[Data listing]
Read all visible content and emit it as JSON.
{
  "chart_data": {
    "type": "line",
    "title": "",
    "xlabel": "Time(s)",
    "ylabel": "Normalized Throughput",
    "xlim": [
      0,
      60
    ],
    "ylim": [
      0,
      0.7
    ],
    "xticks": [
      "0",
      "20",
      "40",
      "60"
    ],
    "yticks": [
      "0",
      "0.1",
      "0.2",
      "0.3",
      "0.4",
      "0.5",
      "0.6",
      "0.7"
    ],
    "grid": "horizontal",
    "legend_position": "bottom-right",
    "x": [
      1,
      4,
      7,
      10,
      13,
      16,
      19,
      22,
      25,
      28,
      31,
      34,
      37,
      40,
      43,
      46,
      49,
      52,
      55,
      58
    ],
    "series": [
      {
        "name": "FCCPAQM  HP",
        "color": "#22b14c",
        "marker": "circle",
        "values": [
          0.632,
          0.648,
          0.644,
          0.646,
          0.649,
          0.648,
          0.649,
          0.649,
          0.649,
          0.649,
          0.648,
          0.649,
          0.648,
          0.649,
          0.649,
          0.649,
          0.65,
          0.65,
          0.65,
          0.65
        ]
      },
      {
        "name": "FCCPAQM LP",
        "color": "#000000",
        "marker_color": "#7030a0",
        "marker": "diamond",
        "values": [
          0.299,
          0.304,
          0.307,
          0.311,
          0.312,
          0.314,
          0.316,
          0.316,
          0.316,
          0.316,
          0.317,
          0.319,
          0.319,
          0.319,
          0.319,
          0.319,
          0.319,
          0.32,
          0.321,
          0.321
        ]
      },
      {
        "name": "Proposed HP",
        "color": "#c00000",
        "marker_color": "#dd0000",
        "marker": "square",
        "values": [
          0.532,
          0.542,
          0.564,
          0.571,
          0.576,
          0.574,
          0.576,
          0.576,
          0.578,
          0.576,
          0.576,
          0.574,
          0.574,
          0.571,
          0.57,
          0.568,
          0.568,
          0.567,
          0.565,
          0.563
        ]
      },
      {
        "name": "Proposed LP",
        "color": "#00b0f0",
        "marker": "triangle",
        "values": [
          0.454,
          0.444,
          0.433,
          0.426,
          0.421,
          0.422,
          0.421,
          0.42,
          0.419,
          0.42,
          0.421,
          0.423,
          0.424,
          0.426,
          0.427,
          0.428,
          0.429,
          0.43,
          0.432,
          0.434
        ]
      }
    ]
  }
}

▸ Exercise details
Repeat the data above exactly.

▸ Completed task
Read all visible content and emit it as JSON.
{
  "chart_data": {
    "type": "line",
    "title": "",
    "xlabel": "Time(s)",
    "ylabel": "Normalized Throughput",
    "xlim": [
      0,
      60
    ],
    "ylim": [
      0,
      0.7
    ],
    "xticks": [
      "0",
      "20",
      "40",
      "60"
    ],
    "yticks": [
      "0",
      "0.1",
      "0.2",
      "0.3",
      "0.4",
      "0.5",
      "0.6",
      "0.7"
    ],
    "grid": "horizontal",
    "legend_position": "bottom-right",
    "x": [
      1,
      4,
      7,
      10,
      13,
      16,
      19,
      22,
      25,
      28,
      31,
      34,
      37,
      40,
      43,
      46,
      49,
      52,
      55,
      58
    ],
    "series": [
      {
        "name": "FCCPAQM  HP",
        "color": "#22b14c",
        "marker": "circle",
        "values": [
          0.632,
          0.648,
          0.644,
          0.646,
          0.649,
          0.648,
          0.649,
          0.649,
          0.649,
          0.649,
          0.648,
          0.649,
          0.648,
          0.649,
          0.649,
          0.649,
          0.65,
          0.65,
          0.65,
          0.65
        ]
      },
      {
        "name": "FCCPAQM LP",
        "color": "#000000",
        "marker_color": "#7030a0",
        "marker": "diamond",
        "values": [
          0.299,
          0.304,
          0.307,
          0.311,
          0.312,
          0.314,
          0.316,
          0.316,
          0.316,
          0.316,
          0.317,
          0.319,
          0.319,
          0.319,
          0.319,
          0.319,
          0.319,
          0.32,
          0.321,
          0.321
        ]
      },
      {
        "name": "Proposed HP",
        "color": "#c00000",
        "marker_color": "#dd0000",
        "marker": "square",
        "values": [
          0.532,
          0.542,
          0.564,
          0.571,
          0.576,
          0.574,
          0.576,
          0.576,
          0.578,
          0.576,
          0.576,
          0.574,
          0.574,
          0.571,
          0.57,
          0.568,
          0.568,
          0.567,
          0.565,
          0.563
        ]
      },
      {
        "name": "Proposed LP",
        "color": "#00b0f0",
        "marker": "triangle",
        "values": [
          0.454,
          0.444,
          0.433,
          0.426,
          0.421,
          0.422,
          0.421,
          0.42,
          0.419,
          0.42,
          0.421,
          0.423,
          0.424,
          0.426,
          0.427,
          0.428,
          0.429,
          0.43,
          0.432,
          0.434
        ]
      }
    ]
  }
}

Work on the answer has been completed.